- What you will do
Within the material below, find each line bearing the word "source" and present it.
============
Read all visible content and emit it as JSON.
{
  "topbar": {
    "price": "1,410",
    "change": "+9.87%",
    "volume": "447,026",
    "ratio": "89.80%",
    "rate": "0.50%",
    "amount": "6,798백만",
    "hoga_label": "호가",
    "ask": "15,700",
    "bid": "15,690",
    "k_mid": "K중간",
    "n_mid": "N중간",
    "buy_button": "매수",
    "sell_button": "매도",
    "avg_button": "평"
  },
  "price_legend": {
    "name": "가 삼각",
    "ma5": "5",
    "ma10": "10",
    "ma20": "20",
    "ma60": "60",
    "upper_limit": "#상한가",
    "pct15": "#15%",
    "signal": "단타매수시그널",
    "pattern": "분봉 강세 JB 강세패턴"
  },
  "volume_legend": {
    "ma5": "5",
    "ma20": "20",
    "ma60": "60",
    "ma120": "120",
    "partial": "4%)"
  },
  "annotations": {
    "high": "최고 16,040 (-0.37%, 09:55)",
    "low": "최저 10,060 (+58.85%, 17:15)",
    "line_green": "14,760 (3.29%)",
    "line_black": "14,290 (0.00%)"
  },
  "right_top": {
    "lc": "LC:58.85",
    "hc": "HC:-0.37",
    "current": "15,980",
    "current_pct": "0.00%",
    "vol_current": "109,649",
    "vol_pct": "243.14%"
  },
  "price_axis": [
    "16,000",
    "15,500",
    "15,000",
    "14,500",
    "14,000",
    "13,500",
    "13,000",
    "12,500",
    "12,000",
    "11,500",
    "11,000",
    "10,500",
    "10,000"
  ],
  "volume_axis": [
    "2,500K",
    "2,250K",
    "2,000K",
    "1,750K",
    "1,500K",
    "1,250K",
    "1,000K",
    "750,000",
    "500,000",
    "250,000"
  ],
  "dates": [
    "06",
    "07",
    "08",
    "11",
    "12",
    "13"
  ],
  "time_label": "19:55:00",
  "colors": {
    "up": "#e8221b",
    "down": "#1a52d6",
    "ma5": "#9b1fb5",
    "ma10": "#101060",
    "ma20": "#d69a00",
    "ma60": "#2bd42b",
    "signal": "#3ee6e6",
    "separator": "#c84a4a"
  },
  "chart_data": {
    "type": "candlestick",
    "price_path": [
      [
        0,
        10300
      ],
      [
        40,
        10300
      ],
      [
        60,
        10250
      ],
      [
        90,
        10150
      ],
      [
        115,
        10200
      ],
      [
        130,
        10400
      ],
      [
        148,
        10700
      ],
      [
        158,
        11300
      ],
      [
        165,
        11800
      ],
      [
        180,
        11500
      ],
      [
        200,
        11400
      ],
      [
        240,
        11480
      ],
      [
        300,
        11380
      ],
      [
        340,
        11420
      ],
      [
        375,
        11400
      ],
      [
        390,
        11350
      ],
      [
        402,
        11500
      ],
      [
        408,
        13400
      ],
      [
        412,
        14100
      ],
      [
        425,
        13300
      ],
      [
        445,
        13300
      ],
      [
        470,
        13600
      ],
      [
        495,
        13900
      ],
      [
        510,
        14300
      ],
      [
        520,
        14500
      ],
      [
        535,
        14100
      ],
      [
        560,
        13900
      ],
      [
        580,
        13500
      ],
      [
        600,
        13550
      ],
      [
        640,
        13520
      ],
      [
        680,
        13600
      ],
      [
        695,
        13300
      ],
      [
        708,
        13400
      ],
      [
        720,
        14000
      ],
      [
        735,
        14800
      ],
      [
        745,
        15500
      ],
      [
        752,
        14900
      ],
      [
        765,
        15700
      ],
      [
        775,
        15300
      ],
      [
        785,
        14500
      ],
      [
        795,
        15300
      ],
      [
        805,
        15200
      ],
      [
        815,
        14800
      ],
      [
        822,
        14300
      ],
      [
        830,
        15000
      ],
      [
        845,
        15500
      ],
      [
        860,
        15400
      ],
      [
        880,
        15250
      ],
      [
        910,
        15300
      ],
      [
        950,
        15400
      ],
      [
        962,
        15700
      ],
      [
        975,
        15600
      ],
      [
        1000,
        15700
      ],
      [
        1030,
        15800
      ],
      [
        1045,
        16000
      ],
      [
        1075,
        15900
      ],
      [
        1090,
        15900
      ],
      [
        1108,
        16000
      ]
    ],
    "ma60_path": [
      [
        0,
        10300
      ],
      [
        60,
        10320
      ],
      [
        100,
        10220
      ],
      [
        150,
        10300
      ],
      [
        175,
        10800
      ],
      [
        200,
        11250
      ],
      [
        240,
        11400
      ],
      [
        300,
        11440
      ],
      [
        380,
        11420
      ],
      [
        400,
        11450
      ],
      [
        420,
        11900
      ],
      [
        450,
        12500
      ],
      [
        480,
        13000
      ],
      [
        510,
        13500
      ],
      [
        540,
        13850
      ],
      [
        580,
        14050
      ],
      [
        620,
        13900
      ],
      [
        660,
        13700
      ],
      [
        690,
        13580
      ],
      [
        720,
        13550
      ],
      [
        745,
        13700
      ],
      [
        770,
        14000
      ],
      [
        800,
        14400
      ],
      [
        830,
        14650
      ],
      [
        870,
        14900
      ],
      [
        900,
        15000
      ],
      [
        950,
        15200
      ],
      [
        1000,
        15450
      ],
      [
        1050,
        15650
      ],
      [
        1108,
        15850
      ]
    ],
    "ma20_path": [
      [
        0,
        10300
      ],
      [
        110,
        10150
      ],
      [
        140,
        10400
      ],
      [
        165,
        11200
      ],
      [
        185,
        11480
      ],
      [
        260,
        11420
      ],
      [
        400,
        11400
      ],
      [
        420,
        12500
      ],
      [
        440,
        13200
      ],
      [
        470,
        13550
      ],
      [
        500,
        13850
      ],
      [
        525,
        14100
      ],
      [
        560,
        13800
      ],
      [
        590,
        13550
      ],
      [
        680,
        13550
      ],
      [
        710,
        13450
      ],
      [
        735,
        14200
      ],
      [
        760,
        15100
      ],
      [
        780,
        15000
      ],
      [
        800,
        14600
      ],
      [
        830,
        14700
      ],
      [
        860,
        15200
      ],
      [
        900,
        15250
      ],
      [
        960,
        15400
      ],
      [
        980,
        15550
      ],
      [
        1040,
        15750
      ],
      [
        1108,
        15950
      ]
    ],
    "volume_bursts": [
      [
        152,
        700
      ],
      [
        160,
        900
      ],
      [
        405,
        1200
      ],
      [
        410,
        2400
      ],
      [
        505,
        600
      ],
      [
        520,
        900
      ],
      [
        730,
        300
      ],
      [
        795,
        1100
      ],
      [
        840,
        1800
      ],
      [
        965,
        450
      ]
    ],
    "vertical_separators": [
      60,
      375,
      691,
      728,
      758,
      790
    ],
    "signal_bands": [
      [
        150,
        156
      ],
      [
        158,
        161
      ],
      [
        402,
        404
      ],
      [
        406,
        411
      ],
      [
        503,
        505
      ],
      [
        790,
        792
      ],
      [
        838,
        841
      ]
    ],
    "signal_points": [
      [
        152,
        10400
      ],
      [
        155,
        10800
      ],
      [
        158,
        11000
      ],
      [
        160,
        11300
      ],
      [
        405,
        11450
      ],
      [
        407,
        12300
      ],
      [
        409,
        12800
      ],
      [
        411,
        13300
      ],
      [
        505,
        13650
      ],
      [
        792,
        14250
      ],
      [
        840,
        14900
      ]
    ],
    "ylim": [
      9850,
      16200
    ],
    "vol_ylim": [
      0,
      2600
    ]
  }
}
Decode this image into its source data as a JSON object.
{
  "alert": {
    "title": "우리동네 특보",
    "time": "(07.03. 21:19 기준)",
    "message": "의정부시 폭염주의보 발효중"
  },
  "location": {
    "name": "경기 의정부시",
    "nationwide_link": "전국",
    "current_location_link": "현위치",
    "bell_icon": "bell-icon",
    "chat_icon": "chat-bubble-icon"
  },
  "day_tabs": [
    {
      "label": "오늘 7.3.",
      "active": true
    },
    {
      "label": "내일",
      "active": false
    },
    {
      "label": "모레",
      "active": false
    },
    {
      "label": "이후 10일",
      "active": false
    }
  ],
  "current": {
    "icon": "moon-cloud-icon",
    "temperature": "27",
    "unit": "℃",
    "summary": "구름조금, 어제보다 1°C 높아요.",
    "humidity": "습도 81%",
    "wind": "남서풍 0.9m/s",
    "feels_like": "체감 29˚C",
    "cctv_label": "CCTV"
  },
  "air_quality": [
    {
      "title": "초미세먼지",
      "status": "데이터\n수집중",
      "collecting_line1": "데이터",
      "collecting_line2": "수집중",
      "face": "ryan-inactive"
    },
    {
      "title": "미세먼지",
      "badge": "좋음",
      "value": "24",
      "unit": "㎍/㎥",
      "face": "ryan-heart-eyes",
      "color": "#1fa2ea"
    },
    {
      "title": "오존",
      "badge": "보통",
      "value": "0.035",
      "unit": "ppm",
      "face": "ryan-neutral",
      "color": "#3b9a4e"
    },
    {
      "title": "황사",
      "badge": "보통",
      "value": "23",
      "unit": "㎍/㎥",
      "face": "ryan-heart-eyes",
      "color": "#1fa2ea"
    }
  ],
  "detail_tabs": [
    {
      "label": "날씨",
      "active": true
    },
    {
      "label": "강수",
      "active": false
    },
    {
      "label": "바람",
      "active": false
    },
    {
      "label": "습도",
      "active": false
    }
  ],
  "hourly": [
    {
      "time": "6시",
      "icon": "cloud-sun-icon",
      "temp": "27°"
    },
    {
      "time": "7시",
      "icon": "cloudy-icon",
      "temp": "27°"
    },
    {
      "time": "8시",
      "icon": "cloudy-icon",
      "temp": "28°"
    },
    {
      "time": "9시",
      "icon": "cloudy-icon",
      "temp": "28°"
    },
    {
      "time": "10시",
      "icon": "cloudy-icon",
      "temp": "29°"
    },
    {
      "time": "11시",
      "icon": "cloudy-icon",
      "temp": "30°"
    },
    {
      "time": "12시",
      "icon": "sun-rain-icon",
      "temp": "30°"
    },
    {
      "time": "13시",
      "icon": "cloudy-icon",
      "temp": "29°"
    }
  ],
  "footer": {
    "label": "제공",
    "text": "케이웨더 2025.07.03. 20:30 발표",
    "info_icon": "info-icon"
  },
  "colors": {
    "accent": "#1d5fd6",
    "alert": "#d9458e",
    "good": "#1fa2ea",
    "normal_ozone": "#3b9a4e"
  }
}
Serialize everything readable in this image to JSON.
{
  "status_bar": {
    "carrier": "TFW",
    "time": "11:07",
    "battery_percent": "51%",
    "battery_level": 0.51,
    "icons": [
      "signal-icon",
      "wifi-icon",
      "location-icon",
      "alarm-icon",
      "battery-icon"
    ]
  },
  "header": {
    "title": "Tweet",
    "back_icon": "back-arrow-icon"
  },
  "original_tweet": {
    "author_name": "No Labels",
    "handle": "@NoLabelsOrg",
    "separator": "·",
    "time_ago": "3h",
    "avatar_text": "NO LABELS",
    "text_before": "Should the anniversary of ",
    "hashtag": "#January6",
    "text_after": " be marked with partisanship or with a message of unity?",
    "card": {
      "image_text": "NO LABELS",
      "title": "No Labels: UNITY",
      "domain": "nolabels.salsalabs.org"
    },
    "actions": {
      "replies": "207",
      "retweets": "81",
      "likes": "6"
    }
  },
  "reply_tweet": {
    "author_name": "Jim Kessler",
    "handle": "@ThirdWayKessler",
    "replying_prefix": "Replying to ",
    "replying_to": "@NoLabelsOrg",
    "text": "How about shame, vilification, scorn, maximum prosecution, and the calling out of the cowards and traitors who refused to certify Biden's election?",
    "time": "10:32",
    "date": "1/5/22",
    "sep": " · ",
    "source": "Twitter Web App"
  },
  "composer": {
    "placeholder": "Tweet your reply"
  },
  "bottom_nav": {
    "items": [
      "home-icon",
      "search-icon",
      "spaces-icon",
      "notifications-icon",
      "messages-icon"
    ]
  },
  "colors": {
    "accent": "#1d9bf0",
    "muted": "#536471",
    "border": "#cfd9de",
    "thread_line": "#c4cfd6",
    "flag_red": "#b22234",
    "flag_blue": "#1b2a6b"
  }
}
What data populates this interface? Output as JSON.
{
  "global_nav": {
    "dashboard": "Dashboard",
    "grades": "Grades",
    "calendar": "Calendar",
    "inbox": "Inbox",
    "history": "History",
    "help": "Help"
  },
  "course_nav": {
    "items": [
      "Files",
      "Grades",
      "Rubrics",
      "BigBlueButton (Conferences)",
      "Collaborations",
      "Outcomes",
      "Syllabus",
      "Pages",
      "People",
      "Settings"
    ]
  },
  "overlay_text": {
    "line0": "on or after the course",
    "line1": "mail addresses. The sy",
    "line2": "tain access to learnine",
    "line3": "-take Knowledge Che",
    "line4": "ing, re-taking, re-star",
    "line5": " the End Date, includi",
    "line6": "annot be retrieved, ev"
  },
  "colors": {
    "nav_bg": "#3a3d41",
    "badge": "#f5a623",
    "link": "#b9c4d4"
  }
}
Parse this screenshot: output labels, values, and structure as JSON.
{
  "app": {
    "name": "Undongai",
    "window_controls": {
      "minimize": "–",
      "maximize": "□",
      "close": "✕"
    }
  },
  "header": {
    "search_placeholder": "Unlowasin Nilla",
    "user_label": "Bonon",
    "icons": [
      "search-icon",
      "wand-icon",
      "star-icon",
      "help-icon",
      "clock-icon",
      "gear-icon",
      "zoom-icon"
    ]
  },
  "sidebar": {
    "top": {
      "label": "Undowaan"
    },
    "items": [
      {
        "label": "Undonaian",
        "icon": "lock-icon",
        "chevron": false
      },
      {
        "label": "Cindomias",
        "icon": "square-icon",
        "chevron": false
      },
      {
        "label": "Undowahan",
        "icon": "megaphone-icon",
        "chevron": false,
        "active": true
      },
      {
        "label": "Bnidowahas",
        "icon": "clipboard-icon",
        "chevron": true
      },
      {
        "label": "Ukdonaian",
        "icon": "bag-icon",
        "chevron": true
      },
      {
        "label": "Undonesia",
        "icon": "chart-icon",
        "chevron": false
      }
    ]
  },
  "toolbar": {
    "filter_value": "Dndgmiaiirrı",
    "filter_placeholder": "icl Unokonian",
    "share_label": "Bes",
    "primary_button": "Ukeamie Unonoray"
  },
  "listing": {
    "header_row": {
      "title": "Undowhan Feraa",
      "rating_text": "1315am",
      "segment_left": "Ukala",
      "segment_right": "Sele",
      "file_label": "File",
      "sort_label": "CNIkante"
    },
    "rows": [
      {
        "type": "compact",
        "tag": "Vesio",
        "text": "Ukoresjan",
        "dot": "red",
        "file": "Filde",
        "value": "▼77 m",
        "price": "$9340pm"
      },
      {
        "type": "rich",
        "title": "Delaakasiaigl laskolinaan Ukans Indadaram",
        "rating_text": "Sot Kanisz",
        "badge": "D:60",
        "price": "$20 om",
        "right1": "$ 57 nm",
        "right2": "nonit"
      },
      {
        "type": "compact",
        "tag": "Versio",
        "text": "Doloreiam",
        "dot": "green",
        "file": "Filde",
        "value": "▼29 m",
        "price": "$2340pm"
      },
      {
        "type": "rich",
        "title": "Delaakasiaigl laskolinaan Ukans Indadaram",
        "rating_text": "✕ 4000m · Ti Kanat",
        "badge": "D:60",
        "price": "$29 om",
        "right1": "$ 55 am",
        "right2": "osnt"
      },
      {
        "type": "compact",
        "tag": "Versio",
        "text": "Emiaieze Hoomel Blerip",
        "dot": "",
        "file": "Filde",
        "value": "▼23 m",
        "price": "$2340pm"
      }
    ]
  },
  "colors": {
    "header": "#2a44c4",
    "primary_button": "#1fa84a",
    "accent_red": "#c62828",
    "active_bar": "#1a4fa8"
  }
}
============
- Solution for this problem
Decode this image into its source data as a JSON object.
    "source": "Twitter Web App"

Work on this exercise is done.